• **Data for the task**:
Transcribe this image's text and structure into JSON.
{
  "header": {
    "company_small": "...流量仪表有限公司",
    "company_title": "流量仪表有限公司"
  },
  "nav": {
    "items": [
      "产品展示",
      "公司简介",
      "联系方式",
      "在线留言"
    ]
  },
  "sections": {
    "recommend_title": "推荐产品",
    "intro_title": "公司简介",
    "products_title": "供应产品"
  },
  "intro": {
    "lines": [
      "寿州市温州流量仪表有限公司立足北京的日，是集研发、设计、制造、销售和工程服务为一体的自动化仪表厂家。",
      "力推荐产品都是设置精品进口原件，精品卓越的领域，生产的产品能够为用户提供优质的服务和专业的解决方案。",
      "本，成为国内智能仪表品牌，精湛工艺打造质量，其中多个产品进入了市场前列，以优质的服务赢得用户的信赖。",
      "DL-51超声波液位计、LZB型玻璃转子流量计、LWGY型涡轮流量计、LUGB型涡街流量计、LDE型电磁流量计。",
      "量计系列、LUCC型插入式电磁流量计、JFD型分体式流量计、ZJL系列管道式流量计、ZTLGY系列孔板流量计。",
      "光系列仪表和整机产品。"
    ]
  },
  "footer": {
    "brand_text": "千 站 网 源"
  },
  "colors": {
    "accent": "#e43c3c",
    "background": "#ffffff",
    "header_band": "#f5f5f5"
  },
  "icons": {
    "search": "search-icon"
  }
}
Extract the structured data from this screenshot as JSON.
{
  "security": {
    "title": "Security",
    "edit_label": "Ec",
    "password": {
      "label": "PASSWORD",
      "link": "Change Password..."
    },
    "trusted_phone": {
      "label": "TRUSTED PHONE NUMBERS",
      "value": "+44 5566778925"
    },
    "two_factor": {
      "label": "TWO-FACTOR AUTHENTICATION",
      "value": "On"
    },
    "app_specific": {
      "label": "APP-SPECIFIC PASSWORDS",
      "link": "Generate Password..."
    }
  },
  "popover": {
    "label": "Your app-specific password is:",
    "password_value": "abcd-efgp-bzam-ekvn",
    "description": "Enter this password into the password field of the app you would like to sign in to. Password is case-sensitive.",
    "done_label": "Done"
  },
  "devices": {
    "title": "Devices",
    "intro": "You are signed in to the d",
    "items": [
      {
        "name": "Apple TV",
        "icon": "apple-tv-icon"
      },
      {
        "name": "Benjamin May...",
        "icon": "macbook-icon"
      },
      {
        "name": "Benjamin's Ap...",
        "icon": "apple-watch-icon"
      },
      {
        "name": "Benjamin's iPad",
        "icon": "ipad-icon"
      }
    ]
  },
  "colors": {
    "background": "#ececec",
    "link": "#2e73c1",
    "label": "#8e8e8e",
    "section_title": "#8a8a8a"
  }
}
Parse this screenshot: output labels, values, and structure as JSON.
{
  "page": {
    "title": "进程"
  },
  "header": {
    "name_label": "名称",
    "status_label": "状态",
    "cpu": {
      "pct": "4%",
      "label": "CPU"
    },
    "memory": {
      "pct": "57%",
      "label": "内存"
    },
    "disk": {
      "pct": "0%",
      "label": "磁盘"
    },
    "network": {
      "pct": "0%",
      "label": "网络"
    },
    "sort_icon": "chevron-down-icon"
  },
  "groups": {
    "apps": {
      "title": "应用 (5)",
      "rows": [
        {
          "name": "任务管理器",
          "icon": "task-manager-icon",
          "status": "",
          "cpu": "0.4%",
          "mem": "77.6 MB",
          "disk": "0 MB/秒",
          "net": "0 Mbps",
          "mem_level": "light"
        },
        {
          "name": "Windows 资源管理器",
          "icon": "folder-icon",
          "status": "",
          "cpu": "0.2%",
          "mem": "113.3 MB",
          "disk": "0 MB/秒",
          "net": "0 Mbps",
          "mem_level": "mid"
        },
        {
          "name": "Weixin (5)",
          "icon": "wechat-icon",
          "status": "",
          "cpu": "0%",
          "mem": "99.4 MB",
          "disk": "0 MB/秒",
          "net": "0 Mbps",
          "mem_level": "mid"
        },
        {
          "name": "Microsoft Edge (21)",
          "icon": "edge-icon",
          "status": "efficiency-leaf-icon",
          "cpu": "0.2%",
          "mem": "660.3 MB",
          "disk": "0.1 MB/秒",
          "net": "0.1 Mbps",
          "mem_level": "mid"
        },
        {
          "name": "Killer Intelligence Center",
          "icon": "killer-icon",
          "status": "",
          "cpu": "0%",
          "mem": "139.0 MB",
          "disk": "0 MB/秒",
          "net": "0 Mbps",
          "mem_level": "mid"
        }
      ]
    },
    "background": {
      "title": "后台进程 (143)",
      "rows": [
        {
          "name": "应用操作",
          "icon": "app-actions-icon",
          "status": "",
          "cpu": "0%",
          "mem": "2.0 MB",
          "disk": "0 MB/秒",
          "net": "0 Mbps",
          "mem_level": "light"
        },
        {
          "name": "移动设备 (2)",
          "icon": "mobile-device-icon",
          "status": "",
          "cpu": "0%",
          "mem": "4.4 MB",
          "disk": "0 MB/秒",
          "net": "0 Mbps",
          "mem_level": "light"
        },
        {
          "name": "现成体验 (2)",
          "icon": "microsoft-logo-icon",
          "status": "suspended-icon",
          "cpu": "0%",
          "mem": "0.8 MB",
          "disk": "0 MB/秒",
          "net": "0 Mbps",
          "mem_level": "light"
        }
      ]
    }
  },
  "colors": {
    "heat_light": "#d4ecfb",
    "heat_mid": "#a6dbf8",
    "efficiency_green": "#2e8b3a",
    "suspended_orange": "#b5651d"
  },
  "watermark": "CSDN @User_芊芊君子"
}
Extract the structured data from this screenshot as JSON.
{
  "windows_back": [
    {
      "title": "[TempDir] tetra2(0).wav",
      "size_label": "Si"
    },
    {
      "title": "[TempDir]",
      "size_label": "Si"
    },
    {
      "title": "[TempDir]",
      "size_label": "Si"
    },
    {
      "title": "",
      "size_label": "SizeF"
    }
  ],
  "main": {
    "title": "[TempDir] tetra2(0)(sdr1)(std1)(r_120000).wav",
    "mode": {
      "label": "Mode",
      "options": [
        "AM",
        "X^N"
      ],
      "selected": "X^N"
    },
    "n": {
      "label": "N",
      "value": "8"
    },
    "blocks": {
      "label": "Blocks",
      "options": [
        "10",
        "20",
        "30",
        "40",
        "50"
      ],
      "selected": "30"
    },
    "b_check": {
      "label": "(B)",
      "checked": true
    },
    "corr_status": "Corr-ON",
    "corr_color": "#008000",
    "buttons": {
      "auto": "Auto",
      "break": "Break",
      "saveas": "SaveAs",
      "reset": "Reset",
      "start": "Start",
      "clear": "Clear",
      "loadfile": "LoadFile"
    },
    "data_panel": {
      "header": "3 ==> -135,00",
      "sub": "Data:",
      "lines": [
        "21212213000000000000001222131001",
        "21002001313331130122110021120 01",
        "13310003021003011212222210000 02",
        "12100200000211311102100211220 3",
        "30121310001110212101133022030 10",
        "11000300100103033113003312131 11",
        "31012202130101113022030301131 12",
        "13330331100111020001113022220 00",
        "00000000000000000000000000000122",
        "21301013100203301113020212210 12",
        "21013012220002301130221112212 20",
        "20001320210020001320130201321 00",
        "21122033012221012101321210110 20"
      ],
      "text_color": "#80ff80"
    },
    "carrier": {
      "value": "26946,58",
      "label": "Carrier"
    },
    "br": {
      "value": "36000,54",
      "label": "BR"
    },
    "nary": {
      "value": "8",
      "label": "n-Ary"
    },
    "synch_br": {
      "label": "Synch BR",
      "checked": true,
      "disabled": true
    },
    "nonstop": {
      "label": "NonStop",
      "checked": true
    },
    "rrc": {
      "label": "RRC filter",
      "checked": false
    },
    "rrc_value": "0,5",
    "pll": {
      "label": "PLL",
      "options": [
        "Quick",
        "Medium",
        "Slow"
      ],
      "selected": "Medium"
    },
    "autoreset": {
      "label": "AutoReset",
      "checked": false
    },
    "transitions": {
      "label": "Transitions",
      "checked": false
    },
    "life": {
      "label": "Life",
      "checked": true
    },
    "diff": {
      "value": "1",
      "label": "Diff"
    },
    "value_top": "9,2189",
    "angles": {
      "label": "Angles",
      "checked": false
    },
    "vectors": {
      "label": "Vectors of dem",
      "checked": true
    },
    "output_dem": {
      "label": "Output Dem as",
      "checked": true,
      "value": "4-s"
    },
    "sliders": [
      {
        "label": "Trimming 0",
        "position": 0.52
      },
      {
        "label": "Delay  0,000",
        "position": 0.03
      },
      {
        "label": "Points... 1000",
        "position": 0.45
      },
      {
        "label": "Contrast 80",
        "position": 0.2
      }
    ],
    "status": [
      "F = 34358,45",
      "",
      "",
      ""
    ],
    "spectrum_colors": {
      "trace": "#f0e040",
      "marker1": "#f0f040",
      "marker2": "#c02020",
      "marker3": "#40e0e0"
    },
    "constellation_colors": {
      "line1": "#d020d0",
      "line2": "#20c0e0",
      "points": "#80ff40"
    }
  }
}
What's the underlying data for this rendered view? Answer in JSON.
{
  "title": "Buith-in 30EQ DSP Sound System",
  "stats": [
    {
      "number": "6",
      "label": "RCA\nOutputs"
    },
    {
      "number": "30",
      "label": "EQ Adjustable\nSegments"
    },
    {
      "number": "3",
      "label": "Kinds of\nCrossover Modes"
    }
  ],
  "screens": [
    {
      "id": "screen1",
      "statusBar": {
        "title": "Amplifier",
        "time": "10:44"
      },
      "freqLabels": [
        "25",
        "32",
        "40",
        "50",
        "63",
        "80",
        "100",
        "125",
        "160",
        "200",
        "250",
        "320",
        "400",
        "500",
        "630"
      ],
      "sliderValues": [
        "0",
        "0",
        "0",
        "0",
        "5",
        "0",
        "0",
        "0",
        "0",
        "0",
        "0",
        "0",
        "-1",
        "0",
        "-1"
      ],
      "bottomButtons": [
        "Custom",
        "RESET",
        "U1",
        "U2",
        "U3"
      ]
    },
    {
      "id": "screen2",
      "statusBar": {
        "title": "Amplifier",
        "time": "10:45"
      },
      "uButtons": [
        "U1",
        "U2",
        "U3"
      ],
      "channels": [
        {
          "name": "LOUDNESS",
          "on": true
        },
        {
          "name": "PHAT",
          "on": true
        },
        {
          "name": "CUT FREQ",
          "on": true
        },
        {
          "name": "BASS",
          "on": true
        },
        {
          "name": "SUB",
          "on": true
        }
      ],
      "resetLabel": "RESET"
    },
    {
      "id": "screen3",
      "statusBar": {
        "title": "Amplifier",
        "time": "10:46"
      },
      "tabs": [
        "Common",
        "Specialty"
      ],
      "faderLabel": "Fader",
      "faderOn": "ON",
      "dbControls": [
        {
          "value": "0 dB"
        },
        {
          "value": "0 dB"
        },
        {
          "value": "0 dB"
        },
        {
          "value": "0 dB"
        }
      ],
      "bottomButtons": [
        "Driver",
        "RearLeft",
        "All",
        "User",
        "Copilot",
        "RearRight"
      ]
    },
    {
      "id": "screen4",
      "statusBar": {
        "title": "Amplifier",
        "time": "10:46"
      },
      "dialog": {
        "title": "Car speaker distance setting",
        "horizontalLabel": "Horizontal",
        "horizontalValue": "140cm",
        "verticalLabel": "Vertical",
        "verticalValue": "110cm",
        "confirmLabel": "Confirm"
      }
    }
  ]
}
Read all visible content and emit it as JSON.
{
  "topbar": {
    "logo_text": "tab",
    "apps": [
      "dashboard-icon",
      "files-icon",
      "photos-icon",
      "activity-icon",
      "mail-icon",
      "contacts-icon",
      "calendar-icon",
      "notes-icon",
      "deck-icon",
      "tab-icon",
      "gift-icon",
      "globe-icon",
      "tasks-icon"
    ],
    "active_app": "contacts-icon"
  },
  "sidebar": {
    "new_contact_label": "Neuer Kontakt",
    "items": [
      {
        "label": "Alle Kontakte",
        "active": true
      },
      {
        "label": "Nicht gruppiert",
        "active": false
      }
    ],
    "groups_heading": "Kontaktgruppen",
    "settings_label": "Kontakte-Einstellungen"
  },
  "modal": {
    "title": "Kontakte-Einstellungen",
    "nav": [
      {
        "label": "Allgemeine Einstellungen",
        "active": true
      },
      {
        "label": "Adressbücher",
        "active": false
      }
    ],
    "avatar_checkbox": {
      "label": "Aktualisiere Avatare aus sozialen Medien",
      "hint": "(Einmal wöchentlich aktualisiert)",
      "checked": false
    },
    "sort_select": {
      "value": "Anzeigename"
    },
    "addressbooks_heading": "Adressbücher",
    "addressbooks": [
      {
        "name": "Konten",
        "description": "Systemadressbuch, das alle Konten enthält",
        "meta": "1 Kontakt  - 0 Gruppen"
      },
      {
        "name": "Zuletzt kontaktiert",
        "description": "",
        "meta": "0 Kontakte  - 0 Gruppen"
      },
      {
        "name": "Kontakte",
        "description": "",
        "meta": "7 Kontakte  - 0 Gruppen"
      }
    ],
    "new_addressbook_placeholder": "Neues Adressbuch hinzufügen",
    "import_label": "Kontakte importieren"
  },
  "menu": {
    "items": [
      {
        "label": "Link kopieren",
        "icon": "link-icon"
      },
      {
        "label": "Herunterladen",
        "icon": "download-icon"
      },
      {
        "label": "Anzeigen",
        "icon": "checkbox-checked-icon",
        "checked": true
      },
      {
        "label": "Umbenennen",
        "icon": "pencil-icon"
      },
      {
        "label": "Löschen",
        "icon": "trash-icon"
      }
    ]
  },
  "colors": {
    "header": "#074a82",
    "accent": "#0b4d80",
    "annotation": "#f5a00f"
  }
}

• **Task objective**:
Determine how many lines of the listing above include the word "Adressbücher", and report that number only.

• **Complete output**:
2